Collected data entries:
• • • •

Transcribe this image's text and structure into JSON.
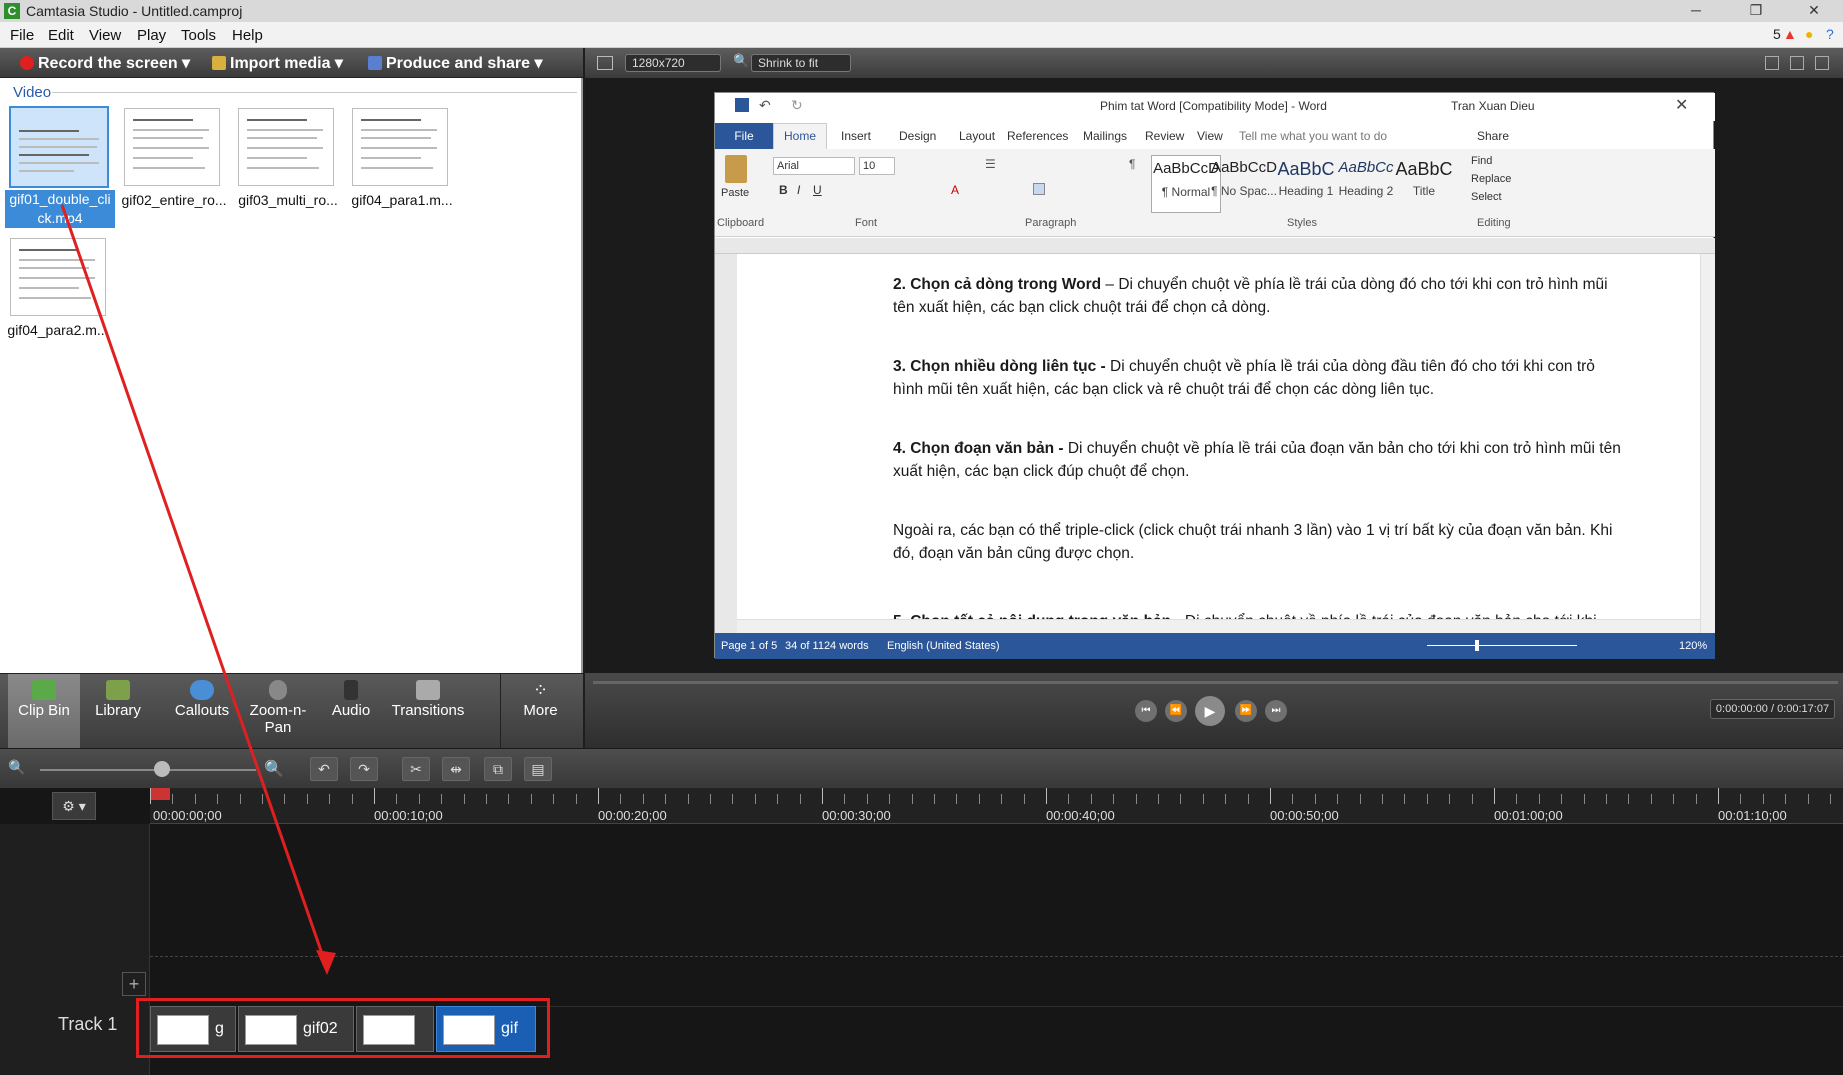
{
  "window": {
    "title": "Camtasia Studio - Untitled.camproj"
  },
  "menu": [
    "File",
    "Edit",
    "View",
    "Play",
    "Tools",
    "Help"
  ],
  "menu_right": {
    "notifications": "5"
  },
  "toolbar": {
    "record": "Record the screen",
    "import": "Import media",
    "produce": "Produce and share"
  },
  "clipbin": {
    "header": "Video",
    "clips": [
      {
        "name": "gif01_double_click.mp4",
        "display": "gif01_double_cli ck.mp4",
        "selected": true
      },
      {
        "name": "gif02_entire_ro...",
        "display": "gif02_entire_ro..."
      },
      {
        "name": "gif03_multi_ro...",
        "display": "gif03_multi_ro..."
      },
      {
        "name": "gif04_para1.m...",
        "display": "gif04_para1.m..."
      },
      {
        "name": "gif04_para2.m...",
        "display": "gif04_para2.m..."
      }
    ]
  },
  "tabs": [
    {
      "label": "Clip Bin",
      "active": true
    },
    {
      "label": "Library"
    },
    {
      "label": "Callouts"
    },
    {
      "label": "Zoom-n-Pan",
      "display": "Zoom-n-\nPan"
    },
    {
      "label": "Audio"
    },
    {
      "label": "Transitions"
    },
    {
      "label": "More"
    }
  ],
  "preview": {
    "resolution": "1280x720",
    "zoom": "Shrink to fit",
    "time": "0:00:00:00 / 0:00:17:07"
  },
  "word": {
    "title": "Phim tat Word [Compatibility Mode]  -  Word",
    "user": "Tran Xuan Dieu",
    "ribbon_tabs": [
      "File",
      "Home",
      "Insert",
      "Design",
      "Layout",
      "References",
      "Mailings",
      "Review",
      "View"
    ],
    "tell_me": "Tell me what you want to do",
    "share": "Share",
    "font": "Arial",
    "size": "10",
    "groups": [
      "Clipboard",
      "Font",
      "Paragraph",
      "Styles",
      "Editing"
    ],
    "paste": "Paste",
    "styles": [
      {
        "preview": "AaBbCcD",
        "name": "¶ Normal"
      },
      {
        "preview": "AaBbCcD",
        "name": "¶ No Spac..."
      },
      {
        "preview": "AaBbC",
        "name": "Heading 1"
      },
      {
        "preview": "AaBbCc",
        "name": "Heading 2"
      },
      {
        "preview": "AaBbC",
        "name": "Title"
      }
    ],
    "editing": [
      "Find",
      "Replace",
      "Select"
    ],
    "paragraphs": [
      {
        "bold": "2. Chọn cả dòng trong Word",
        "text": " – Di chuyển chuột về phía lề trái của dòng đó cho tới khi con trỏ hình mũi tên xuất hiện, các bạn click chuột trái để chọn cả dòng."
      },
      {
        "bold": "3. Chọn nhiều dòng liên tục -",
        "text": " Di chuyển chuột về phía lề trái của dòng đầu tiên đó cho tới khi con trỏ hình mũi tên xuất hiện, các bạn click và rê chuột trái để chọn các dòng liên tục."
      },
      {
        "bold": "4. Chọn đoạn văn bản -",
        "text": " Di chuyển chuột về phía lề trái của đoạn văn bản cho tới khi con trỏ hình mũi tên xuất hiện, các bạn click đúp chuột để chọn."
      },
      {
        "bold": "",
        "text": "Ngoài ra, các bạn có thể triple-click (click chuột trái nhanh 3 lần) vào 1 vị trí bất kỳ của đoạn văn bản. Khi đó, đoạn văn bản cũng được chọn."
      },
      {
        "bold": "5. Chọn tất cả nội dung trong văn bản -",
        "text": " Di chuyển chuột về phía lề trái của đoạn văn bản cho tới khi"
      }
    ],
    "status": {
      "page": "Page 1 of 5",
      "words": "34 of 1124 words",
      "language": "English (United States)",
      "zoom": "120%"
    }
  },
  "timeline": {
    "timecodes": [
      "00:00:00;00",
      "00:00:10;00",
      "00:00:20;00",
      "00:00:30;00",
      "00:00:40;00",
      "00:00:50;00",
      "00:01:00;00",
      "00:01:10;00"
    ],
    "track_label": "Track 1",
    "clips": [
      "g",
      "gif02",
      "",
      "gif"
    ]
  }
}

• • • •

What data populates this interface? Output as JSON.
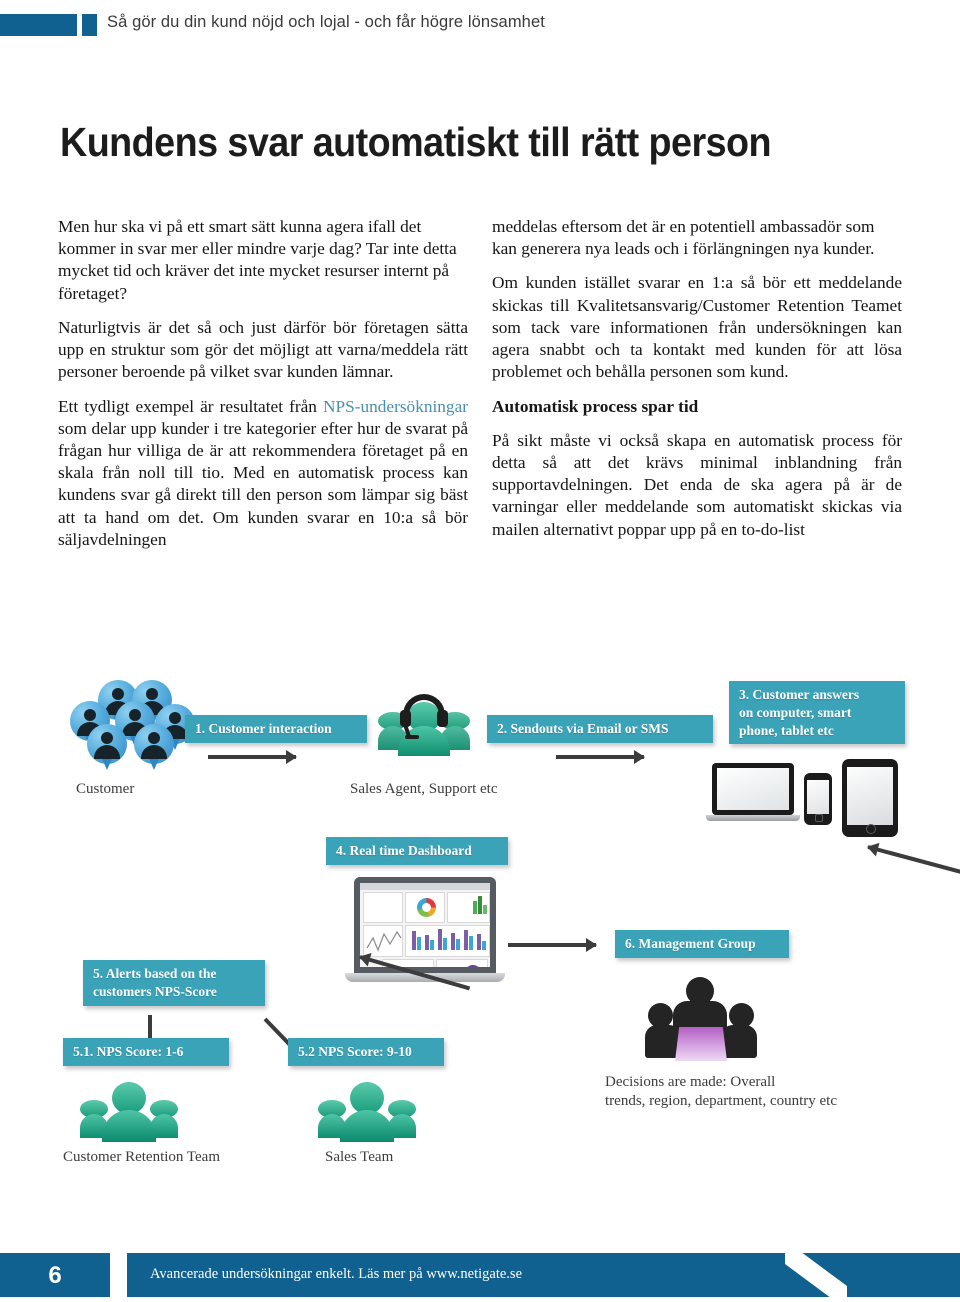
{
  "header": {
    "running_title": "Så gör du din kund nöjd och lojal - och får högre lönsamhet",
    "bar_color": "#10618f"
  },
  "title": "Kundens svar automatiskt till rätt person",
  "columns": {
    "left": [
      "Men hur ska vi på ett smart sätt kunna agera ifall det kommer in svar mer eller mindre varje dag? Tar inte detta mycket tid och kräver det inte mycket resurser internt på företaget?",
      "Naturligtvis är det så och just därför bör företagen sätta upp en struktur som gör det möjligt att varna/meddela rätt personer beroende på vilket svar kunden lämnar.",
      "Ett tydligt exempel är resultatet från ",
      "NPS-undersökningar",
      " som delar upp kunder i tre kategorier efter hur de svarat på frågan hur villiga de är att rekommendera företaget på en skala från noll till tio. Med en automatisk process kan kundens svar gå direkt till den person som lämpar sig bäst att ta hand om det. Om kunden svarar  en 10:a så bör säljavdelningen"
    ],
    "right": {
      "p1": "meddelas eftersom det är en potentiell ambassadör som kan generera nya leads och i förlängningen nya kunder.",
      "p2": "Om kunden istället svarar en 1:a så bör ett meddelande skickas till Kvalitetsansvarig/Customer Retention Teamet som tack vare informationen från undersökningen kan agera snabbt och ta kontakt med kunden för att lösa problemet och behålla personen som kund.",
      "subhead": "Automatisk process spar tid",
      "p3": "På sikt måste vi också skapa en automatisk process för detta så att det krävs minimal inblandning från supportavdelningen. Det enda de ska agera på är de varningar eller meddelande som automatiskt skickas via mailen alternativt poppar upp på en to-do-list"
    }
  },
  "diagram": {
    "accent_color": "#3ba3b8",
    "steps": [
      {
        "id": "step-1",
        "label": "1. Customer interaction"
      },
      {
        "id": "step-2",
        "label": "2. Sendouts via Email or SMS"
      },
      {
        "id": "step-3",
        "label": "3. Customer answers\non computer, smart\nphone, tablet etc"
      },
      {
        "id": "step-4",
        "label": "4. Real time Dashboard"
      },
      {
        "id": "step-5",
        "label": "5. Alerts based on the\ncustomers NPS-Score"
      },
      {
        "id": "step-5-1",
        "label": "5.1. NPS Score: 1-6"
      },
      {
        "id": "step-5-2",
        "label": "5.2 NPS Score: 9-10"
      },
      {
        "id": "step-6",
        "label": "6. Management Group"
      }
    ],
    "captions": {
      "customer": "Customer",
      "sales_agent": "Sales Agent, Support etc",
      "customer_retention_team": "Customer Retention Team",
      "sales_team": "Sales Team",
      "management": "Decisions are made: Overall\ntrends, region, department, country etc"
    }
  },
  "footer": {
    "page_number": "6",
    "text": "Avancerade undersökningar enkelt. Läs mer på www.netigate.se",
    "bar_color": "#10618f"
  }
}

• • • •

* _WORK TO COMPLETE_
Copy down every line of the material above that includes the string "liên".

* _EXPECTED OUTPUT_
        "bold": "3. Chọn nhiều dòng liên tục -",
        "text": " Di chuyển chuột về phía lề trái của dòng đầu tiên đó cho tới khi con trỏ hình mũi tên xuất hiện, các bạn click và rê chuột trái để chọn các dòng liên tục."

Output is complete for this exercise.